## BEGIN INFORMATION GIVEN
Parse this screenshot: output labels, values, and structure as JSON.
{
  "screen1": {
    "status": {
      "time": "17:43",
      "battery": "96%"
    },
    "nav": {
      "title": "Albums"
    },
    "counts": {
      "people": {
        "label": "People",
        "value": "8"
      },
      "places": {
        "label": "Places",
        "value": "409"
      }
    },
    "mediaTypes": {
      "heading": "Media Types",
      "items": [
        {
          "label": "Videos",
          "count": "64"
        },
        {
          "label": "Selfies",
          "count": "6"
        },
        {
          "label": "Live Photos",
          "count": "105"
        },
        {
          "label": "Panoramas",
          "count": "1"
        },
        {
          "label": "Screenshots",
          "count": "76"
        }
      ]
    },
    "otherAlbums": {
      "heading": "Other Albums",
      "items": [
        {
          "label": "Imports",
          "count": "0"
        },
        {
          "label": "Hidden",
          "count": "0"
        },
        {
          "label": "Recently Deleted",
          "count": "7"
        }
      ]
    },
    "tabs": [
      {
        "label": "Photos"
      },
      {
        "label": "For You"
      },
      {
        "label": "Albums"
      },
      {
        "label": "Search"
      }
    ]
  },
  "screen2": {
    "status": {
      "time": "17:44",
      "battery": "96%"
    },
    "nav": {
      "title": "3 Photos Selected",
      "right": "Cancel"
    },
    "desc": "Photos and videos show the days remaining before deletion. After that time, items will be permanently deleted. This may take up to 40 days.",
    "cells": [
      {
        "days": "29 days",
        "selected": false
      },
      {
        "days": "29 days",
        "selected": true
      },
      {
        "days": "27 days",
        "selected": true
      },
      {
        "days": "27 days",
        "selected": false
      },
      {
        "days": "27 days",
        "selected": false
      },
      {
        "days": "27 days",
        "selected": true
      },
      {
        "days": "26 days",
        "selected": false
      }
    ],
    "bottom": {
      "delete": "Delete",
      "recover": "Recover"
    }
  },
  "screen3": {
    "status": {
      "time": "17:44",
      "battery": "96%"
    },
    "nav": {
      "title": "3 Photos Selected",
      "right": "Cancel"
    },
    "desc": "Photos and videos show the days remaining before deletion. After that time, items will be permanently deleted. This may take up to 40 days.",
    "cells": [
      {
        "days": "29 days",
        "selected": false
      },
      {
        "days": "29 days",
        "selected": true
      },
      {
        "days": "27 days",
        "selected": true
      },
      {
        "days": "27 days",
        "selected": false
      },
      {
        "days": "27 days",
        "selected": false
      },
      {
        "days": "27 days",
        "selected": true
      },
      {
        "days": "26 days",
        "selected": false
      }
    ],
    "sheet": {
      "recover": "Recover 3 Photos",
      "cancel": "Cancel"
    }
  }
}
## END INFORMATION GIVEN
Retype all of the material above with every character intact.

Parse this screenshot: output labels, values, and structure as JSON.
{
  "screen1": {
    "status": {
      "time": "17:43",
      "battery": "96%"
    },
    "nav": {
      "title": "Albums"
    },
    "counts": {
      "people": {
        "label": "People",
        "value": "8"
      },
      "places": {
        "label": "Places",
        "value": "409"
      }
    },
    "mediaTypes": {
      "heading": "Media Types",
      "items": [
        {
          "label": "Videos",
          "count": "64"
        },
        {
          "label": "Selfies",
          "count": "6"
        },
        {
          "label": "Live Photos",
          "count": "105"
        },
        {
          "label": "Panoramas",
          "count": "1"
        },
        {
          "label": "Screenshots",
          "count": "76"
        }
      ]
    },
    "otherAlbums": {
      "heading": "Other Albums",
      "items": [
        {
          "label": "Imports",
          "count": "0"
        },
        {
          "label": "Hidden",
          "count": "0"
        },
        {
          "label": "Recently Deleted",
          "count": "7"
        }
      ]
    },
    "tabs": [
      {
        "label": "Photos"
      },
      {
        "label": "For You"
      },
      {
        "label": "Albums"
      },
      {
        "label": "Search"
      }
    ]
  },
  "screen2": {
    "status": {
      "time": "17:44",
      "battery": "96%"
    },
    "nav": {
      "title": "3 Photos Selected",
      "right": "Cancel"
    },
    "desc": "Photos and videos show the days remaining before deletion. After that time, items will be permanently deleted. This may take up to 40 days.",
    "cells": [
      {
        "days": "29 days",
        "selected": false
      },
      {
        "days": "29 days",
        "selected": true
      },
      {
        "days": "27 days",
        "selected": true
      },
      {
        "days": "27 days",
        "selected": false
      },
      {
        "days": "27 days",
        "selected": false
      },
      {
        "days": "27 days",
        "selected": true
      },
      {
        "days": "26 days",
        "selected": false
      }
    ],
    "bottom": {
      "delete": "Delete",
      "recover": "Recover"
    }
  },
  "screen3": {
    "status": {
      "time": "17:44",
      "battery": "96%"
    },
    "nav": {
      "title": "3 Photos Selected",
      "right": "Cancel"
    },
    "desc": "Photos and videos show the days remaining before deletion. After that time, items will be permanently deleted. This may take up to 40 days.",
    "cells": [
      {
        "days": "29 days",
        "selected": false
      },
      {
        "days": "29 days",
        "selected": true
      },
      {
        "days": "27 days",
        "selected": true
      },
      {
        "days": "27 days",
        "selected": false
      },
      {
        "days": "27 days",
        "selected": false
      },
      {
        "days": "27 days",
        "selected": true
      },
      {
        "days": "26 days",
        "selected": false
      }
    ],
    "sheet": {
      "recover": "Recover 3 Photos",
      "cancel": "Cancel"
    }
  }
}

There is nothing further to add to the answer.